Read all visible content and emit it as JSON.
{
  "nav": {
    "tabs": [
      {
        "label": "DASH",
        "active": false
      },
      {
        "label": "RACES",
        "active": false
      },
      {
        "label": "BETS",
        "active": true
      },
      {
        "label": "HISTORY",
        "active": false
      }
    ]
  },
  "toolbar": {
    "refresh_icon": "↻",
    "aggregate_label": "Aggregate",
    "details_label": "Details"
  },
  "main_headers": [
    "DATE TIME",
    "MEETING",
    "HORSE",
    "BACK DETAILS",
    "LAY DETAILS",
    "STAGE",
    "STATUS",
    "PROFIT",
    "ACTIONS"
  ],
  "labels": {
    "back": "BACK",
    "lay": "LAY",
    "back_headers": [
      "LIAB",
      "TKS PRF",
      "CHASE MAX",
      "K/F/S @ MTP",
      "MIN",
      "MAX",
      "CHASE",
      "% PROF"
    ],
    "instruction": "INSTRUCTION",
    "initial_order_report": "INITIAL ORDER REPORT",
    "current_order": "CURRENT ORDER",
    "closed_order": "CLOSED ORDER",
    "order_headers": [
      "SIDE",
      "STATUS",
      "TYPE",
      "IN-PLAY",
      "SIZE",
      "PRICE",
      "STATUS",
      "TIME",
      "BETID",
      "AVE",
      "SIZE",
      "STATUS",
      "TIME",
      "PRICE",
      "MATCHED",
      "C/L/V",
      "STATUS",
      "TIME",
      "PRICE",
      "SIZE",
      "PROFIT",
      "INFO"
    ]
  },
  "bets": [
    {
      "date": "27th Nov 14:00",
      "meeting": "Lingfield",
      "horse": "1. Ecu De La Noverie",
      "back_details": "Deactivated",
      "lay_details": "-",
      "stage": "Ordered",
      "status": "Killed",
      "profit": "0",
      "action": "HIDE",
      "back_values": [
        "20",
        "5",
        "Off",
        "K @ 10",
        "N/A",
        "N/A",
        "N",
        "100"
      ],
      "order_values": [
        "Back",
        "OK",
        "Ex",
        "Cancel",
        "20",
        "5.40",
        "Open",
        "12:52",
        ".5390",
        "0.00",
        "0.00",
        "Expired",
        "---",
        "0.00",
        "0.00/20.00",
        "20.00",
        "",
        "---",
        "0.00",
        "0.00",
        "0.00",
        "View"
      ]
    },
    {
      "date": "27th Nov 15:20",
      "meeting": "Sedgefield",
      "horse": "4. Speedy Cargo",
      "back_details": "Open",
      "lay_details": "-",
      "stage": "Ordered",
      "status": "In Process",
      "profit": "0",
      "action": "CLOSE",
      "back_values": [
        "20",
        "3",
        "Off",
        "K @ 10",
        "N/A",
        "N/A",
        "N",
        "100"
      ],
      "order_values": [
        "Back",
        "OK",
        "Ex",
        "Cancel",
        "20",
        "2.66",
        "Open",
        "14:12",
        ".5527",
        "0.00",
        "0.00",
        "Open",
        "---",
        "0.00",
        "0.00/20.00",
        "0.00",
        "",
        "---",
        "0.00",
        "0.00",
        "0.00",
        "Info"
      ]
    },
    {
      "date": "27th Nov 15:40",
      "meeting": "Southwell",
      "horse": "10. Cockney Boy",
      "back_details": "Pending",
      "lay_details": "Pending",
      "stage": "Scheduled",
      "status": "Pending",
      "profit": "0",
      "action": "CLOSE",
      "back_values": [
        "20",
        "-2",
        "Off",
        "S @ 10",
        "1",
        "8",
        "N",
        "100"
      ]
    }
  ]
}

--- --- ---

# Set task:
What is needed here is an exact reproduction of all the entries.

# Answer to the exercise:
Read all visible content and emit it as JSON.
{
  "nav": {
    "tabs": [
      {
        "label": "DASH",
        "active": false
      },
      {
        "label": "RACES",
        "active": false
      },
      {
        "label": "BETS",
        "active": true
      },
      {
        "label": "HISTORY",
        "active": false
      }
    ]
  },
  "toolbar": {
    "refresh_icon": "↻",
    "aggregate_label": "Aggregate",
    "details_label": "Details"
  },
  "main_headers": [
    "DATE TIME",
    "MEETING",
    "HORSE",
    "BACK DETAILS",
    "LAY DETAILS",
    "STAGE",
    "STATUS",
    "PROFIT",
    "ACTIONS"
  ],
  "labels": {
    "back": "BACK",
    "lay": "LAY",
    "back_headers": [
      "LIAB",
      "TKS PRF",
      "CHASE MAX",
      "K/F/S @ MTP",
      "MIN",
      "MAX",
      "CHASE",
      "% PROF"
    ],
    "instruction": "INSTRUCTION",
    "initial_order_report": "INITIAL ORDER REPORT",
    "current_order": "CURRENT ORDER",
    "closed_order": "CLOSED ORDER",
    "order_headers": [
      "SIDE",
      "STATUS",
      "TYPE",
      "IN-PLAY",
      "SIZE",
      "PRICE",
      "STATUS",
      "TIME",
      "BETID",
      "AVE",
      "SIZE",
      "STATUS",
      "TIME",
      "PRICE",
      "MATCHED",
      "C/L/V",
      "STATUS",
      "TIME",
      "PRICE",
      "SIZE",
      "PROFIT",
      "INFO"
    ]
  },
  "bets": [
    {
      "date": "27th Nov 14:00",
      "meeting": "Lingfield",
      "horse": "1. Ecu De La Noverie",
      "back_details": "Deactivated",
      "lay_details": "-",
      "stage": "Ordered",
      "status": "Killed",
      "profit": "0",
      "action": "HIDE",
      "back_values": [
        "20",
        "5",
        "Off",
        "K @ 10",
        "N/A",
        "N/A",
        "N",
        "100"
      ],
      "order_values": [
        "Back",
        "OK",
        "Ex",
        "Cancel",
        "20",
        "5.40",
        "Open",
        "12:52",
        ".5390",
        "0.00",
        "0.00",
        "Expired",
        "---",
        "0.00",
        "0.00/20.00",
        "20.00",
        "",
        "---",
        "0.00",
        "0.00",
        "0.00",
        "View"
      ]
    },
    {
      "date": "27th Nov 15:20",
      "meeting": "Sedgefield",
      "horse": "4. Speedy Cargo",
      "back_details": "Open",
      "lay_details": "-",
      "stage": "Ordered",
      "status": "In Process",
      "profit": "0",
      "action": "CLOSE",
      "back_values": [
        "20",
        "3",
        "Off",
        "K @ 10",
        "N/A",
        "N/A",
        "N",
        "100"
      ],
      "order_values": [
        "Back",
        "OK",
        "Ex",
        "Cancel",
        "20",
        "2.66",
        "Open",
        "14:12",
        ".5527",
        "0.00",
        "0.00",
        "Open",
        "---",
        "0.00",
        "0.00/20.00",
        "0.00",
        "",
        "---",
        "0.00",
        "0.00",
        "0.00",
        "Info"
      ]
    },
    {
      "date": "27th Nov 15:40",
      "meeting": "Southwell",
      "horse": "10. Cockney Boy",
      "back_details": "Pending",
      "lay_details": "Pending",
      "stage": "Scheduled",
      "status": "Pending",
      "profit": "0",
      "action": "CLOSE",
      "back_values": [
        "20",
        "-2",
        "Off",
        "S @ 10",
        "1",
        "8",
        "N",
        "100"
      ]
    }
  ]
}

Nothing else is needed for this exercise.